→ **Task prompt**
Could you copy every line from the material below in which "Monarchia" appears?

→ **Information given**
┄┄┄┄┄┄┄┄┄┄

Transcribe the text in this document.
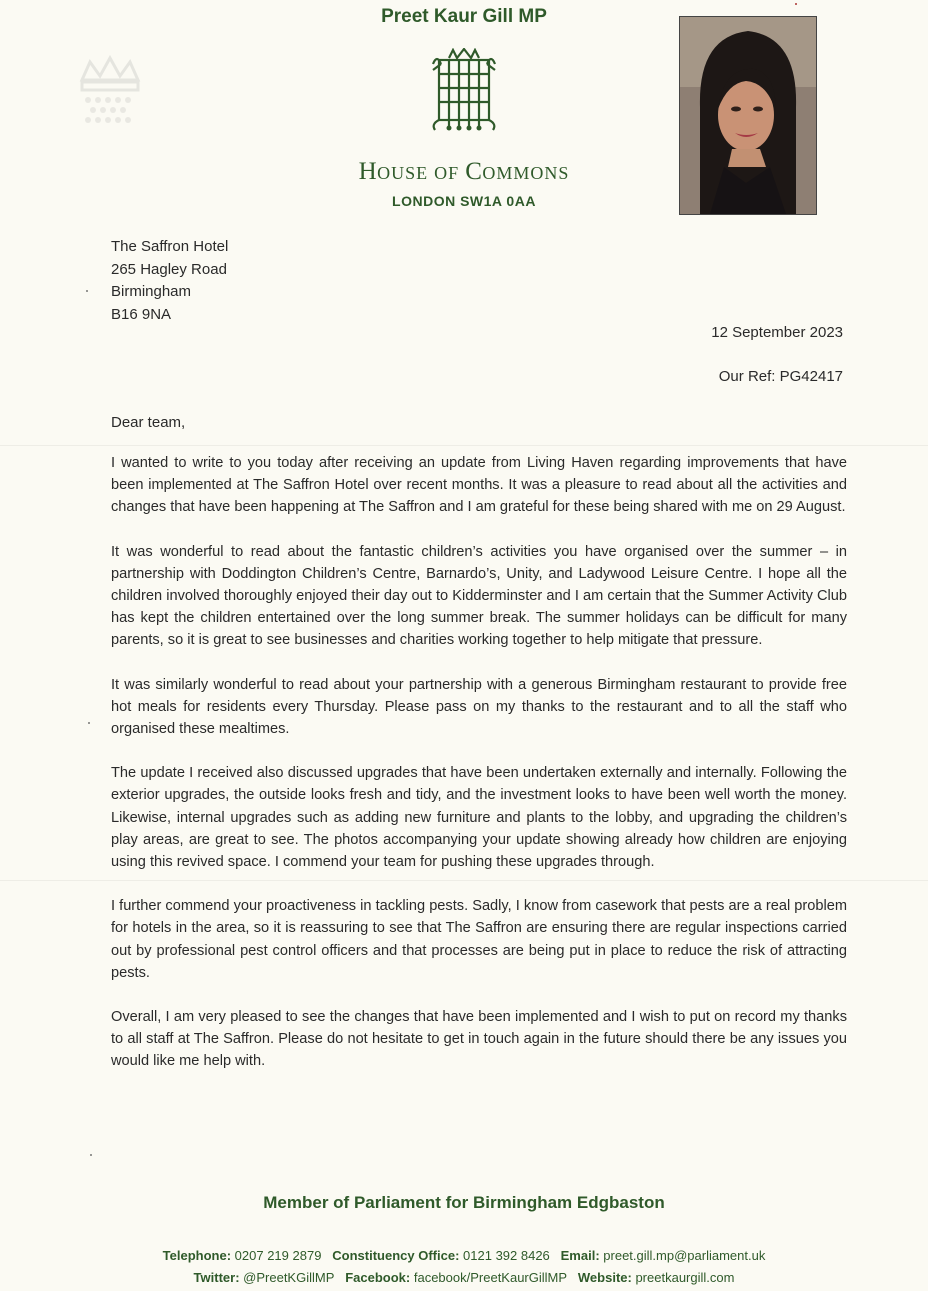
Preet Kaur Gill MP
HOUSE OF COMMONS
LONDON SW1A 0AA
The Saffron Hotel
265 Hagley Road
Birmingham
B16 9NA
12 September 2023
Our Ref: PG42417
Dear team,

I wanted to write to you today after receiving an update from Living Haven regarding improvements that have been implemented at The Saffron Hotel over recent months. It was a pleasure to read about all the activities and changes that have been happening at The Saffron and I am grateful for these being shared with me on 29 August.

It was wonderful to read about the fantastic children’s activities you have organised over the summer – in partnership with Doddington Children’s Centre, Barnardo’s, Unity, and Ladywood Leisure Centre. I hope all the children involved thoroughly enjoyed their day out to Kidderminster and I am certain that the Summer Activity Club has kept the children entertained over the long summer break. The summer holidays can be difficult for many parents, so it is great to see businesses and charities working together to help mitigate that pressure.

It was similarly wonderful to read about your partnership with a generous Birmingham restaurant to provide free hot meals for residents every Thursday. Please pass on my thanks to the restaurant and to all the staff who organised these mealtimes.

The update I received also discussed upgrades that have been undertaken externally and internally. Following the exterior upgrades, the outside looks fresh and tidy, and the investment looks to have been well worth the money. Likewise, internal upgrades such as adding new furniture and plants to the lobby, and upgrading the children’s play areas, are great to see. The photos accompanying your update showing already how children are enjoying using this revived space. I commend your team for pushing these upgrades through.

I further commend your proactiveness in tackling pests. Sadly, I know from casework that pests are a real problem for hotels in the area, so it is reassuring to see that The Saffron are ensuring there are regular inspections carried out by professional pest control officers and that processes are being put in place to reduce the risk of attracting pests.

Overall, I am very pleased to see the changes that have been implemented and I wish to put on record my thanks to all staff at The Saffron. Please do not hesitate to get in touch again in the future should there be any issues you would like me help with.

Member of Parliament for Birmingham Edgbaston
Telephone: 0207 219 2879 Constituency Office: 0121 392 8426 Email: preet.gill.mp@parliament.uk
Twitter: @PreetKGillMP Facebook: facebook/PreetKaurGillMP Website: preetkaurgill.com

┄┄┄┄┄┄┄┄┄┄

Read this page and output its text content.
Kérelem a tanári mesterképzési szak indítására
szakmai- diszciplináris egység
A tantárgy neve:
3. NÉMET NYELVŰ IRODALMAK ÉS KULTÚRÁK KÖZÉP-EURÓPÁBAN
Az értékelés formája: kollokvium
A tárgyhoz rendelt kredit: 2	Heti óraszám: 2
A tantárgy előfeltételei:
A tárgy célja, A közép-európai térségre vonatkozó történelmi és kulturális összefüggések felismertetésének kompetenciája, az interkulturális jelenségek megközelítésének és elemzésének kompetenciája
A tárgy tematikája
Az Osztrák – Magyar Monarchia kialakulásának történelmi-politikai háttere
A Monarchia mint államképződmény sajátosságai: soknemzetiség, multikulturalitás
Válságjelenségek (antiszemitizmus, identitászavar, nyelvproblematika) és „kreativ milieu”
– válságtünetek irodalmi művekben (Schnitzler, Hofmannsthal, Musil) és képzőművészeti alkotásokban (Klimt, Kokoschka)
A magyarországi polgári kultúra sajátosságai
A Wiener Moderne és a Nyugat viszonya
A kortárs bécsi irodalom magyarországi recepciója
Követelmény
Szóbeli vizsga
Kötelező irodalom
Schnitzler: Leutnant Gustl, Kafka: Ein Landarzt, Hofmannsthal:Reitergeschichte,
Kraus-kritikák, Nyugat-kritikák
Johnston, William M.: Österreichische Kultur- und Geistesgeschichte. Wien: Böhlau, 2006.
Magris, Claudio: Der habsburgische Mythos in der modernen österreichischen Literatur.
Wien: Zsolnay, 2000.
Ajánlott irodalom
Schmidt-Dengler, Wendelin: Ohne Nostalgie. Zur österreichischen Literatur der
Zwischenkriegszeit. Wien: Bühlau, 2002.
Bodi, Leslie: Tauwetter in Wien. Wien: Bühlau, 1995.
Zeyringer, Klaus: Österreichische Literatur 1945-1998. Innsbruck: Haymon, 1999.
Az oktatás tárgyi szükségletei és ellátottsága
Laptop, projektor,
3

┄┄┄┄┄┄┄┄┄┄

→ **Task response**
Az Osztrák – Magyar Monarchia kialakulásának történelmi-politikai háttere
A Monarchia mint államképződmény sajátosságai: soknemzetiség, multikulturalitás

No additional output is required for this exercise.